Figure record listings:
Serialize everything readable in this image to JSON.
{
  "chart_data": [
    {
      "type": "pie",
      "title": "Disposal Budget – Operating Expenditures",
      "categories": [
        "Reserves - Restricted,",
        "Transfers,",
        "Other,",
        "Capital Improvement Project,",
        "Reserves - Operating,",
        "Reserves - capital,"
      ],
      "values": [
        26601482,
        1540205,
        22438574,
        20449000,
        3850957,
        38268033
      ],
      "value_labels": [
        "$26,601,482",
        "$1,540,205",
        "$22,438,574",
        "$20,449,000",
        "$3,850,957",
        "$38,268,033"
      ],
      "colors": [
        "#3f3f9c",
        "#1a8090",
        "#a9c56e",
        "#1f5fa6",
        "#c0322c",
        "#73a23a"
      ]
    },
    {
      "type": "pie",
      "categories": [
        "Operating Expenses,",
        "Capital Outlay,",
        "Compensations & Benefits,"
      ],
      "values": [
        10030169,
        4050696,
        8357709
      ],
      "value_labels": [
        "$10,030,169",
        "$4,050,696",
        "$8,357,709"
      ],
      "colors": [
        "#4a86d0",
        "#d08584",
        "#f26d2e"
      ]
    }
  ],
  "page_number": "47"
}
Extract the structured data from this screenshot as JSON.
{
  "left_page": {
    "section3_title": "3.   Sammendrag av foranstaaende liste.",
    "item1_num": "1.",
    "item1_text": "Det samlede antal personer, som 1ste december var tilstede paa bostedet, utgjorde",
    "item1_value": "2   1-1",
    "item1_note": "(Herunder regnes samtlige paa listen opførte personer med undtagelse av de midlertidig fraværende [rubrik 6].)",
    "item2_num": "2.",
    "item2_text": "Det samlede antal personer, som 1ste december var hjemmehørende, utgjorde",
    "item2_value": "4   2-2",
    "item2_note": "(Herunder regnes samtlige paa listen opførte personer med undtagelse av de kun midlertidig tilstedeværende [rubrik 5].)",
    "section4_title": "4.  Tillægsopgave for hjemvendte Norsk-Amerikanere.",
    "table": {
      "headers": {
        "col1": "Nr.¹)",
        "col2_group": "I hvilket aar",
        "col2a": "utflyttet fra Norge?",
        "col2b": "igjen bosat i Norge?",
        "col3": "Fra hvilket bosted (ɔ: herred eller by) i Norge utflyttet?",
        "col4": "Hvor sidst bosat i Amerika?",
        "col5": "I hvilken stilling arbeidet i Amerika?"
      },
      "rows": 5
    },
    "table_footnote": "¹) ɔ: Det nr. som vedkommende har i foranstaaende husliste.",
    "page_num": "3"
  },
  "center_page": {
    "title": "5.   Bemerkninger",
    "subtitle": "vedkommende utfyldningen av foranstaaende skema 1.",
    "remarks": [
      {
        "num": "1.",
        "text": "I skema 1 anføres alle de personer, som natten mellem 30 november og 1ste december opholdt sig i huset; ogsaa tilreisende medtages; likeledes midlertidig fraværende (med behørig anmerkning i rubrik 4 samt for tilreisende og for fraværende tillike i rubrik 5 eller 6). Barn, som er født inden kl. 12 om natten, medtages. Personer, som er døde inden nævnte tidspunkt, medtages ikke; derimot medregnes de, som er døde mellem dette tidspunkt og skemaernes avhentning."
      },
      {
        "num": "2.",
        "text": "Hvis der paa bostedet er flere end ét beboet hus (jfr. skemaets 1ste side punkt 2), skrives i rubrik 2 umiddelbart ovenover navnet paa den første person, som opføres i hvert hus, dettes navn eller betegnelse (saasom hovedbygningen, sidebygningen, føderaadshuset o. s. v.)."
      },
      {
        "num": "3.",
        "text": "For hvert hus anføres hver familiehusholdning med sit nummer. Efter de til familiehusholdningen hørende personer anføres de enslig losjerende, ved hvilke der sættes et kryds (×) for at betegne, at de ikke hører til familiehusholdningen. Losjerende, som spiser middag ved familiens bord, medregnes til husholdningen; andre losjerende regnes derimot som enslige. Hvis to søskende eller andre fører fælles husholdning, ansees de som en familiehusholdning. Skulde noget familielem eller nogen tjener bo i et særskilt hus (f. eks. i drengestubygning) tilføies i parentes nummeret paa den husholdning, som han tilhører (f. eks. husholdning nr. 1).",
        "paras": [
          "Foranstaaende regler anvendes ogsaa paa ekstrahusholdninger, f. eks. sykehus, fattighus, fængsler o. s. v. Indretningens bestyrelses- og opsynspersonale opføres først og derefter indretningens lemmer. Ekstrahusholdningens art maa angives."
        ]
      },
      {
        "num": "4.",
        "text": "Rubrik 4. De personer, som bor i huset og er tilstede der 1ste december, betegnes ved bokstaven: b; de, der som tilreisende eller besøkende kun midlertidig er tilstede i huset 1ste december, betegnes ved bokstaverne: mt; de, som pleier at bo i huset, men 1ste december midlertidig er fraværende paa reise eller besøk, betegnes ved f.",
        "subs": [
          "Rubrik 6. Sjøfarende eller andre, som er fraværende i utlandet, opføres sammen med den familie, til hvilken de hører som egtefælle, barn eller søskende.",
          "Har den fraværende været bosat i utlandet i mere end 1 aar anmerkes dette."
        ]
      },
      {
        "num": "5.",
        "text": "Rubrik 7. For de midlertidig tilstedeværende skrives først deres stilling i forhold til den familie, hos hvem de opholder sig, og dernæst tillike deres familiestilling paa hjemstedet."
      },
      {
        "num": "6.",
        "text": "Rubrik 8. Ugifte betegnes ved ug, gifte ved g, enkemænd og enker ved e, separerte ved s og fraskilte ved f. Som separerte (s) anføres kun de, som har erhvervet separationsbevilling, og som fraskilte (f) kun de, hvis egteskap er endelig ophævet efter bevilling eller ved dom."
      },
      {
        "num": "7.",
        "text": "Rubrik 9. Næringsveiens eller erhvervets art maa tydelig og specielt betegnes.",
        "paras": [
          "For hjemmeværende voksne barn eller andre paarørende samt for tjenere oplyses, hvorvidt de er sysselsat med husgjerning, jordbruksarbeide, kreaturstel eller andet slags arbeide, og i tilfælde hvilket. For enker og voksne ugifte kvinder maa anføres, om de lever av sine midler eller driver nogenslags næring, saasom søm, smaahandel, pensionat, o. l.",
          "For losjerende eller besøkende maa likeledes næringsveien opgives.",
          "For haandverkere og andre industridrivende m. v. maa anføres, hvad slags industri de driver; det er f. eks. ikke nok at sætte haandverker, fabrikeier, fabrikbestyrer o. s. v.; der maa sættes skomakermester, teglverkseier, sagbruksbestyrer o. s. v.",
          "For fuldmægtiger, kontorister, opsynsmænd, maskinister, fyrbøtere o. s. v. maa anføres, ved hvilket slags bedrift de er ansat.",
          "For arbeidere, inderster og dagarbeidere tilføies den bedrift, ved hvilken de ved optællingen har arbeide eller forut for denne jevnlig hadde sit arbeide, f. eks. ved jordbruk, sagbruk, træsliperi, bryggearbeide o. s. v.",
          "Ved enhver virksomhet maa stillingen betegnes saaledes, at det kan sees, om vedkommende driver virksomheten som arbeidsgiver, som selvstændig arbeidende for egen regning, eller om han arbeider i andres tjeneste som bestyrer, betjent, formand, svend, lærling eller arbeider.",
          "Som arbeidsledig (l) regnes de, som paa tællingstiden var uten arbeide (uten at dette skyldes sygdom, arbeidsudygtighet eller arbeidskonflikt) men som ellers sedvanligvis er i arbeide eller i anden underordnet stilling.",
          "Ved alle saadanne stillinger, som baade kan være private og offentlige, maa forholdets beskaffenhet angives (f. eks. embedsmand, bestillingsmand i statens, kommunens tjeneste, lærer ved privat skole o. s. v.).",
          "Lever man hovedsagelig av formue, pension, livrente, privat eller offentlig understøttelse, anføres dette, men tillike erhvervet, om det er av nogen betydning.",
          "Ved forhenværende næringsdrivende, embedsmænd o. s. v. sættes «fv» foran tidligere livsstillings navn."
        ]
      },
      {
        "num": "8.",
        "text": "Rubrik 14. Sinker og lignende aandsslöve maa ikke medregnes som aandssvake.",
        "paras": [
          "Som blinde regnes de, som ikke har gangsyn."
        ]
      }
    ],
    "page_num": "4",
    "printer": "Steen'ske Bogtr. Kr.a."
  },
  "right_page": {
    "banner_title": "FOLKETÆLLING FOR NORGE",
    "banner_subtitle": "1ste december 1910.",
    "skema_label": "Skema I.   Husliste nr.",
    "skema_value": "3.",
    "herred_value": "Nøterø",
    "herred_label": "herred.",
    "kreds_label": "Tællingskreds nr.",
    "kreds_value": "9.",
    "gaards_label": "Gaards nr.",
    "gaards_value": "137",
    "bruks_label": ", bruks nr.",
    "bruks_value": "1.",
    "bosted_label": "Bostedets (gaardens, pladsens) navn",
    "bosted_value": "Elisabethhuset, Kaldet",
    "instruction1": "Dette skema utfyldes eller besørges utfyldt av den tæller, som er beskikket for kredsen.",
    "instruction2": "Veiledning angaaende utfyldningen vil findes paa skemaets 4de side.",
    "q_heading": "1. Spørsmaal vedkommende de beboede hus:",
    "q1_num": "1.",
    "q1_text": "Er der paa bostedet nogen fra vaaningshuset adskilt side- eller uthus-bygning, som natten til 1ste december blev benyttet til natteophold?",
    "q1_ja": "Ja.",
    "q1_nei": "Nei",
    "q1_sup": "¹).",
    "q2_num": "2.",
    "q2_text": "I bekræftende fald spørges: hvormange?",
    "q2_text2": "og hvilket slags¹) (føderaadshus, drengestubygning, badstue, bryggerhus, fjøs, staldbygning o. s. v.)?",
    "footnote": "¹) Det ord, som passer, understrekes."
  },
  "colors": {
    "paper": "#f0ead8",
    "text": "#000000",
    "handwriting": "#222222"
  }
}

Set problem →
Gather each line from the listing above that holds "bedrift".

Answer to this problem →
          "For fuldmægtiger, kontorister, opsynsmænd, maskinister, fyrbøtere o. s. v. maa anføres, ved hvilket slags bedrift de er ansat.",
          "For arbeidere, inderster og dagarbeidere tilføies den bedrift, ved hvilken de ved optællingen har arbeide eller forut for denne jevnlig hadde sit arbeide, f. eks. ved jordbruk, sagbruk, træsliperi, bryggearbeide o. s. v.",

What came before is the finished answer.